Start Material

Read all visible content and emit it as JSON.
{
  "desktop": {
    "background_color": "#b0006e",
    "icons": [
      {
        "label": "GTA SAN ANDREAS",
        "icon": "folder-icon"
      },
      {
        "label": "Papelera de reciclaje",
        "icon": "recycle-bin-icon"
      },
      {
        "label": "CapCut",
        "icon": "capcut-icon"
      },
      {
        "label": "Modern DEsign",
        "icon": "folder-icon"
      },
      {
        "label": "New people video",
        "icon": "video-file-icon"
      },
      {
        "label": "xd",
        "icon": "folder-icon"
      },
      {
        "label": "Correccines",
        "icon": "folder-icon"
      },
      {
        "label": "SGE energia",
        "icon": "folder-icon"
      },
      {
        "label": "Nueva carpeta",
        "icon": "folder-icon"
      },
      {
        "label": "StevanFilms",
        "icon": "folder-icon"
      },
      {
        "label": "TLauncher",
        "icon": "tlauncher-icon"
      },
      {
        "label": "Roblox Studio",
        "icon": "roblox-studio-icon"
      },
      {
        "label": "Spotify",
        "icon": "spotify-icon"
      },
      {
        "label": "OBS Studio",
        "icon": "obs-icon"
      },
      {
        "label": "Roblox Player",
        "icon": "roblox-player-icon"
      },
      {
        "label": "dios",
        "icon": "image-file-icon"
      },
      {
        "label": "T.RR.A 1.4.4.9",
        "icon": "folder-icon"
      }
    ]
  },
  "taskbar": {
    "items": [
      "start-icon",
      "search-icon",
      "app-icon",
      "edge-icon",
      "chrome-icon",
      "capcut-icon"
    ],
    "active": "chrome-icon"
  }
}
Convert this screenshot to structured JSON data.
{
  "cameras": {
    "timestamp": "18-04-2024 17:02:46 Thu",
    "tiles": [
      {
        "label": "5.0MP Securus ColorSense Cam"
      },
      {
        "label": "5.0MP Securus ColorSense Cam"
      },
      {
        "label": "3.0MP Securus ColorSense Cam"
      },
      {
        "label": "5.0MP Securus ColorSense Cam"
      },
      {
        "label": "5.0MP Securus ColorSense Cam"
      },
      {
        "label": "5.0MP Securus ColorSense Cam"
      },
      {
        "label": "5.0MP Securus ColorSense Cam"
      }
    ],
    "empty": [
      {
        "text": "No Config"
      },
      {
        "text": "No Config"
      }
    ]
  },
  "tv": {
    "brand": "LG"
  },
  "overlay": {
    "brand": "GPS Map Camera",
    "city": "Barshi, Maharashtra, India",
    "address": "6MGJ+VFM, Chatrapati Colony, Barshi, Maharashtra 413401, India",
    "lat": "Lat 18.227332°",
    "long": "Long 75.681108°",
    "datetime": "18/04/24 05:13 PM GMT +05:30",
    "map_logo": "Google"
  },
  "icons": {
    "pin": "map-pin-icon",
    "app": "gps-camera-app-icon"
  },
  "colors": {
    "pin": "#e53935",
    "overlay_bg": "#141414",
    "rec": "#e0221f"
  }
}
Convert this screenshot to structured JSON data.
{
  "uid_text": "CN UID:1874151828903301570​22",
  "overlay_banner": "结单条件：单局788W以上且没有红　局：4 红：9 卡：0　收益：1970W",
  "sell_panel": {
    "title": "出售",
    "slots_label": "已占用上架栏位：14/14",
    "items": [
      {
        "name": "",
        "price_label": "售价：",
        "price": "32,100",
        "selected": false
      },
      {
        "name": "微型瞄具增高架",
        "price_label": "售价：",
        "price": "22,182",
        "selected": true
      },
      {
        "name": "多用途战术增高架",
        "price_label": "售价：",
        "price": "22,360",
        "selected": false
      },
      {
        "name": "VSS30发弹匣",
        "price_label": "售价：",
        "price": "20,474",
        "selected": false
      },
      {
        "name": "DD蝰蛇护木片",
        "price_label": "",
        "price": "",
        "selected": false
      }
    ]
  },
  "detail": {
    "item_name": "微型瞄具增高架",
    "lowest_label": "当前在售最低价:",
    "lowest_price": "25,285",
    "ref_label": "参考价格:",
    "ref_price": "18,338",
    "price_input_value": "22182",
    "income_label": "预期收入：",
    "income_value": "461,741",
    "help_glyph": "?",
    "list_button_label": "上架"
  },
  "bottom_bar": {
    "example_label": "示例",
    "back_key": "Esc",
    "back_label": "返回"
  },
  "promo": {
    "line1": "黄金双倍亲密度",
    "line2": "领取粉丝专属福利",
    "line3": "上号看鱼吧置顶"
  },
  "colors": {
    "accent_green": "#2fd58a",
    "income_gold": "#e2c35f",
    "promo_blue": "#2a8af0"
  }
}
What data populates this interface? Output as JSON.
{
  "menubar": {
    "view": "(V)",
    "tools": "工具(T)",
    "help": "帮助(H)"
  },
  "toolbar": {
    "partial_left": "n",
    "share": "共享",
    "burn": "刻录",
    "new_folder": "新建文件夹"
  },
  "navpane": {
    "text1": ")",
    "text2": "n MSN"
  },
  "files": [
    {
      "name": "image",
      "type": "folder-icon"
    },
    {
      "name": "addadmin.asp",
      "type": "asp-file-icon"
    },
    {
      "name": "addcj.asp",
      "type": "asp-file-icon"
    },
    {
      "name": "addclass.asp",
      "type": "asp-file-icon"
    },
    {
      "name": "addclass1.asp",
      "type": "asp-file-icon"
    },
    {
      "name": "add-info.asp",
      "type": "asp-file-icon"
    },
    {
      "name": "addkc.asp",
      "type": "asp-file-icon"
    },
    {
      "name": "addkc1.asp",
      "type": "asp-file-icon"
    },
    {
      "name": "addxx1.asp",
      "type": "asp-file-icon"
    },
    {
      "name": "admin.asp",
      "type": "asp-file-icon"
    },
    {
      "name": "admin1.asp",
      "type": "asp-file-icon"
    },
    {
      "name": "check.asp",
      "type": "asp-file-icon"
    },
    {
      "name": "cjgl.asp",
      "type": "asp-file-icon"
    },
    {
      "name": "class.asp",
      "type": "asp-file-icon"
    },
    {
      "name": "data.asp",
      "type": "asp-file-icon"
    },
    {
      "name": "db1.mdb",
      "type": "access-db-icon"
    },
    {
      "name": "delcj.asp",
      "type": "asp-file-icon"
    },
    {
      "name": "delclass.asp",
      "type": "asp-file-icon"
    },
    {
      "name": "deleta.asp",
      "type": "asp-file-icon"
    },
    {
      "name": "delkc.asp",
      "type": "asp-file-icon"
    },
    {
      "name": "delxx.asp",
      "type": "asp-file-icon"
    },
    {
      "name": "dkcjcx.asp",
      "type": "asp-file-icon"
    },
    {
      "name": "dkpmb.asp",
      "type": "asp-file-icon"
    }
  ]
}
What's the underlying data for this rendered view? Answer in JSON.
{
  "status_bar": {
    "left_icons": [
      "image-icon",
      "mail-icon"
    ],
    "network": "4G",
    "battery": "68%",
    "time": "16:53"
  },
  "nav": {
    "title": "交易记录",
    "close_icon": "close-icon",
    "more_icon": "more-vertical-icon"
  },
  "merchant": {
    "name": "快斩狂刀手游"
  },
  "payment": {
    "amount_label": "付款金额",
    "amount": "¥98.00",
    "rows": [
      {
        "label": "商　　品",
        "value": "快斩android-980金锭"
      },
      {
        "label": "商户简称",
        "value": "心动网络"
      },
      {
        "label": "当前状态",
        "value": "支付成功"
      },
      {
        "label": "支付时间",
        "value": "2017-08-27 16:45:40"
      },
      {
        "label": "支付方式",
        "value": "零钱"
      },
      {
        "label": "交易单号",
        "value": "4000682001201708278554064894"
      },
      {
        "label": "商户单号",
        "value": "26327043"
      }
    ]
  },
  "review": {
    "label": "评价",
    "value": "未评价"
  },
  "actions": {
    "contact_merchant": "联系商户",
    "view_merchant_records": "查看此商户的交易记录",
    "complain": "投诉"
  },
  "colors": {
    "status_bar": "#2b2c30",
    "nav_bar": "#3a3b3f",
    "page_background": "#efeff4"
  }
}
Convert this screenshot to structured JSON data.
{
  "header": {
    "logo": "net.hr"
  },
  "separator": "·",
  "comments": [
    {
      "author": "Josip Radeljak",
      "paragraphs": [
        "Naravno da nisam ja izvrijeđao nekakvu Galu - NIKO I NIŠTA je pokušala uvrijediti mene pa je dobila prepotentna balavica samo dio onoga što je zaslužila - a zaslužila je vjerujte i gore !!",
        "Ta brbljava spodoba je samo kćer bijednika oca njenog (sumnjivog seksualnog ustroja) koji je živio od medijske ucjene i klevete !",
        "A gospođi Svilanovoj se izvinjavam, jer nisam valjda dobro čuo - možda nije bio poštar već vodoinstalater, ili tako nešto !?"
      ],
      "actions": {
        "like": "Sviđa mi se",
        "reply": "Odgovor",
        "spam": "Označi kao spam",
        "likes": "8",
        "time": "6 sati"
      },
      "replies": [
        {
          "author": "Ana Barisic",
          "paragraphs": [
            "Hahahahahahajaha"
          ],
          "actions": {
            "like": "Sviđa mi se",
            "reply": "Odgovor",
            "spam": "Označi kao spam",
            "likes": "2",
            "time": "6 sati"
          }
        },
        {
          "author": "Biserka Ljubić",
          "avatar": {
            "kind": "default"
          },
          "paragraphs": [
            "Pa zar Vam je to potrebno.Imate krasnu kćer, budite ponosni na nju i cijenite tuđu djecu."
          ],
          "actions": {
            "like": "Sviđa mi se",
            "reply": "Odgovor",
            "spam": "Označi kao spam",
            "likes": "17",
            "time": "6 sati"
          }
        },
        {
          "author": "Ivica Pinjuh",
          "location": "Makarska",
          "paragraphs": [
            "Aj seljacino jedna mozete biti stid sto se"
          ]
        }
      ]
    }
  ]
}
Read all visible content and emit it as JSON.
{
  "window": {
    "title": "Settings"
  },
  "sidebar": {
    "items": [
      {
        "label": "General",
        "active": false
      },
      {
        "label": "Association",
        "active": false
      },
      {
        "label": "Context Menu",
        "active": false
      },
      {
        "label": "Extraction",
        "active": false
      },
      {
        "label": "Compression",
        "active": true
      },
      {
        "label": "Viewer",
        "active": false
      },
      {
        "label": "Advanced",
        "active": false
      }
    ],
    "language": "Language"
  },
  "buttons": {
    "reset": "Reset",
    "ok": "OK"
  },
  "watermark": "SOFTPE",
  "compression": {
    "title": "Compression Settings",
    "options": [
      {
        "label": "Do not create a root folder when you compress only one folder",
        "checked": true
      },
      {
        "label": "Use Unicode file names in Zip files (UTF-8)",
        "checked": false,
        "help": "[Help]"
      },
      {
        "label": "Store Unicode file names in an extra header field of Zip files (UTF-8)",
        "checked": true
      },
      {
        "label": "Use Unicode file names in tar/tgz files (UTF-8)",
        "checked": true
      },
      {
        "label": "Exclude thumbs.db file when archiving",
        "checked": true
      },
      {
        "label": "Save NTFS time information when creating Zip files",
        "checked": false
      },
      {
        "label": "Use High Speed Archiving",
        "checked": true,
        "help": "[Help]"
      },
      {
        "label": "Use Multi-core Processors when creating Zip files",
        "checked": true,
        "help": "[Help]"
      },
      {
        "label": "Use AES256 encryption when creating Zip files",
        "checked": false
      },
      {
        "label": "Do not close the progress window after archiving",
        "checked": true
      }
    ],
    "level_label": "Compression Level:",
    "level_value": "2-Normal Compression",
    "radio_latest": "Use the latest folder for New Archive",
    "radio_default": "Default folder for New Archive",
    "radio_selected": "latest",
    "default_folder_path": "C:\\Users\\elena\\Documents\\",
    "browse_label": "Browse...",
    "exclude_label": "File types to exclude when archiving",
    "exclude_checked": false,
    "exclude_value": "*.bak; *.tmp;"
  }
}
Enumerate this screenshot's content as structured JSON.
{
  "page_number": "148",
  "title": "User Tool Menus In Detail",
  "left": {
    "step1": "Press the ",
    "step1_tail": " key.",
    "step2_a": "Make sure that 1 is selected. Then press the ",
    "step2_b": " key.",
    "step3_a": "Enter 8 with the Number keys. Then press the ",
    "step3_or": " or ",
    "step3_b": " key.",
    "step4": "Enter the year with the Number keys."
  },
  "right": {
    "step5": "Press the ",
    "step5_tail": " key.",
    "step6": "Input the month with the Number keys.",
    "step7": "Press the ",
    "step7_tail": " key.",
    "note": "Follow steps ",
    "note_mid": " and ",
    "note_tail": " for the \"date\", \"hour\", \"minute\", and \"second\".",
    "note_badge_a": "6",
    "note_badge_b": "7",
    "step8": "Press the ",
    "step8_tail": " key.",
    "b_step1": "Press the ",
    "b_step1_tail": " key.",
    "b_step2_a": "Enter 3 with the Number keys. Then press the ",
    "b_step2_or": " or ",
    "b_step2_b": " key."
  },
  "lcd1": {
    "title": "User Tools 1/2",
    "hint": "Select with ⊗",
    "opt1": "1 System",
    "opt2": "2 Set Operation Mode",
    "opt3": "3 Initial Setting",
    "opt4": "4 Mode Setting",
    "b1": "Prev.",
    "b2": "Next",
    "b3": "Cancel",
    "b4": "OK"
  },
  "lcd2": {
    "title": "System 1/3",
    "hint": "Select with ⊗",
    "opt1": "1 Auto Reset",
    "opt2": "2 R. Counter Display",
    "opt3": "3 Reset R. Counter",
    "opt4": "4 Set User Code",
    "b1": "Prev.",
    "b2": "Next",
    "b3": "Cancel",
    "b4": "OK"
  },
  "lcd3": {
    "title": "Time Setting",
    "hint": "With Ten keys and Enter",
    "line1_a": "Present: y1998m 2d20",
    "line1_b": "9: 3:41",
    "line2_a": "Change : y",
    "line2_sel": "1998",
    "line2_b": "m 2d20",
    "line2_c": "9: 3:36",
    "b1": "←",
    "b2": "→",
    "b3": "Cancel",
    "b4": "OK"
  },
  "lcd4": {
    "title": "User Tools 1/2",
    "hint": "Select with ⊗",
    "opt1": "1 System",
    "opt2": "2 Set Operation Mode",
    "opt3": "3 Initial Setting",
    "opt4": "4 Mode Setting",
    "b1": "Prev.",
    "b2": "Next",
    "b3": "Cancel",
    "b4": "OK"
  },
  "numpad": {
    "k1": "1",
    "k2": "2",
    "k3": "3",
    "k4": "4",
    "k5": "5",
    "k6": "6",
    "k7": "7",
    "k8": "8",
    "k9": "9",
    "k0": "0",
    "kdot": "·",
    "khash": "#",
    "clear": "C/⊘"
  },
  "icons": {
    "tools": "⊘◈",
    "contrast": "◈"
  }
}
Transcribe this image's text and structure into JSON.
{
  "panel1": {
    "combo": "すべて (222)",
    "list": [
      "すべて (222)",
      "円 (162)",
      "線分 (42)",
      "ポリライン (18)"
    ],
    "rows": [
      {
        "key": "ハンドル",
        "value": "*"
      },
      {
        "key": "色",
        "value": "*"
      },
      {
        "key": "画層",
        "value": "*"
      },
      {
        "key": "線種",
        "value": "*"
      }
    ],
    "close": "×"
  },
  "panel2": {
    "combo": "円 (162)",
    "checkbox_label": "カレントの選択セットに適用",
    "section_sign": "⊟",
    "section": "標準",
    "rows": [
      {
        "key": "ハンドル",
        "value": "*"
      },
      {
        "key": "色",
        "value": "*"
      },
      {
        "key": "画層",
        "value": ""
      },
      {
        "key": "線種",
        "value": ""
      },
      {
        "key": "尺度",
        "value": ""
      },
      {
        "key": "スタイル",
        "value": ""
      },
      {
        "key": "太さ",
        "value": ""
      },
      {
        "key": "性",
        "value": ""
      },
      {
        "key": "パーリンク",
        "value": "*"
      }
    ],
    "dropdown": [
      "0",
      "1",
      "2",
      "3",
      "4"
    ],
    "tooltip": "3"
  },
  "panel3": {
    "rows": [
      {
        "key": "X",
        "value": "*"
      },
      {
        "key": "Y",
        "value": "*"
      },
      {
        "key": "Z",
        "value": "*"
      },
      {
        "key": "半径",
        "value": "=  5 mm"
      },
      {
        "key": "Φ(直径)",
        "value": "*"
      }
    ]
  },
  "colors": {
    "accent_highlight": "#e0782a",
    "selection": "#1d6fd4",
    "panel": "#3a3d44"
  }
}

End Material

Task details
In the records above, find each line that holds the word "header"; copy all such lines.

The result
  "header": {
        "label": "Store Unicode file names in an extra header field of Zip files (UTF-8)",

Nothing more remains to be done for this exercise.